#### EXERCISE REQUIREMENTS
Quote every entry word for word.

· · · · · · ·

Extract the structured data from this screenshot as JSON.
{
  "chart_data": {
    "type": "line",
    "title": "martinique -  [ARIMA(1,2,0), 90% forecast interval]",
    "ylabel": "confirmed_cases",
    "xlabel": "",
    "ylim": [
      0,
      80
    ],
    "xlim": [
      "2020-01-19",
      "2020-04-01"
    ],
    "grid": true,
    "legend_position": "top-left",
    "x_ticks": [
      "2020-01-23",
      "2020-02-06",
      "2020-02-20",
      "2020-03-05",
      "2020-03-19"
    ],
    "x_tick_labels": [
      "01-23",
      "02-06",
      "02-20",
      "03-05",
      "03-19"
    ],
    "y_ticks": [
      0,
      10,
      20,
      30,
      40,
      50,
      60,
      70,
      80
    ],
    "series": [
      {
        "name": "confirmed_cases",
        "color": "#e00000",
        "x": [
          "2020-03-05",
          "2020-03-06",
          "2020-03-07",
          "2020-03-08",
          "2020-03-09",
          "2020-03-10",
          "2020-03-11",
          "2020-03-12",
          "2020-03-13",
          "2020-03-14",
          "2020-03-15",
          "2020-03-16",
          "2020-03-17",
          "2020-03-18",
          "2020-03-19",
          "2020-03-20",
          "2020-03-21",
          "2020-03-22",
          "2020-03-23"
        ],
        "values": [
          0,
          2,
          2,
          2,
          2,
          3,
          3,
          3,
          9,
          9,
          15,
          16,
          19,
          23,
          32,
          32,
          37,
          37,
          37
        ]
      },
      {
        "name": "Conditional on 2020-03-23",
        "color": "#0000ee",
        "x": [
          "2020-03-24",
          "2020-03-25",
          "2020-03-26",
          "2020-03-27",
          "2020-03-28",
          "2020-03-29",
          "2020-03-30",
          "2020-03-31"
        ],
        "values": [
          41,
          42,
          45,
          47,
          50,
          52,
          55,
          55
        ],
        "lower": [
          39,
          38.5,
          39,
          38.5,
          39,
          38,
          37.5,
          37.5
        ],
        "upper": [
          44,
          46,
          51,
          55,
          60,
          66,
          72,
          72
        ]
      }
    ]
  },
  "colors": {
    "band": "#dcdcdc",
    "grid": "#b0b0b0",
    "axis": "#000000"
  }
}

· · · · · · ·

#### ANSWER BELOW
Extract the structured data from this screenshot as JSON.
{
  "chart_data": {
    "type": "line",
    "title": "martinique -  [ARIMA(1,2,0), 90% forecast interval]",
    "ylabel": "confirmed_cases",
    "xlabel": "",
    "ylim": [
      0,
      80
    ],
    "xlim": [
      "2020-01-19",
      "2020-04-01"
    ],
    "grid": true,
    "legend_position": "top-left",
    "x_ticks": [
      "2020-01-23",
      "2020-02-06",
      "2020-02-20",
      "2020-03-05",
      "2020-03-19"
    ],
    "x_tick_labels": [
      "01-23",
      "02-06",
      "02-20",
      "03-05",
      "03-19"
    ],
    "y_ticks": [
      0,
      10,
      20,
      30,
      40,
      50,
      60,
      70,
      80
    ],
    "series": [
      {
        "name": "confirmed_cases",
        "color": "#e00000",
        "x": [
          "2020-03-05",
          "2020-03-06",
          "2020-03-07",
          "2020-03-08",
          "2020-03-09",
          "2020-03-10",
          "2020-03-11",
          "2020-03-12",
          "2020-03-13",
          "2020-03-14",
          "2020-03-15",
          "2020-03-16",
          "2020-03-17",
          "2020-03-18",
          "2020-03-19",
          "2020-03-20",
          "2020-03-21",
          "2020-03-22",
          "2020-03-23"
        ],
        "values": [
          0,
          2,
          2,
          2,
          2,
          3,
          3,
          3,
          9,
          9,
          15,
          16,
          19,
          23,
          32,
          32,
          37,
          37,
          37
        ]
      },
      {
        "name": "Conditional on 2020-03-23",
        "color": "#0000ee",
        "x": [
          "2020-03-24",
          "2020-03-25",
          "2020-03-26",
          "2020-03-27",
          "2020-03-28",
          "2020-03-29",
          "2020-03-30",
          "2020-03-31"
        ],
        "values": [
          41,
          42,
          45,
          47,
          50,
          52,
          55,
          55
        ],
        "lower": [
          39,
          38.5,
          39,
          38.5,
          39,
          38,
          37.5,
          37.5
        ],
        "upper": [
          44,
          46,
          51,
          55,
          60,
          66,
          72,
          72
        ]
      }
    ]
  },
  "colors": {
    "band": "#dcdcdc",
    "grid": "#b0b0b0",
    "axis": "#000000"
  }
}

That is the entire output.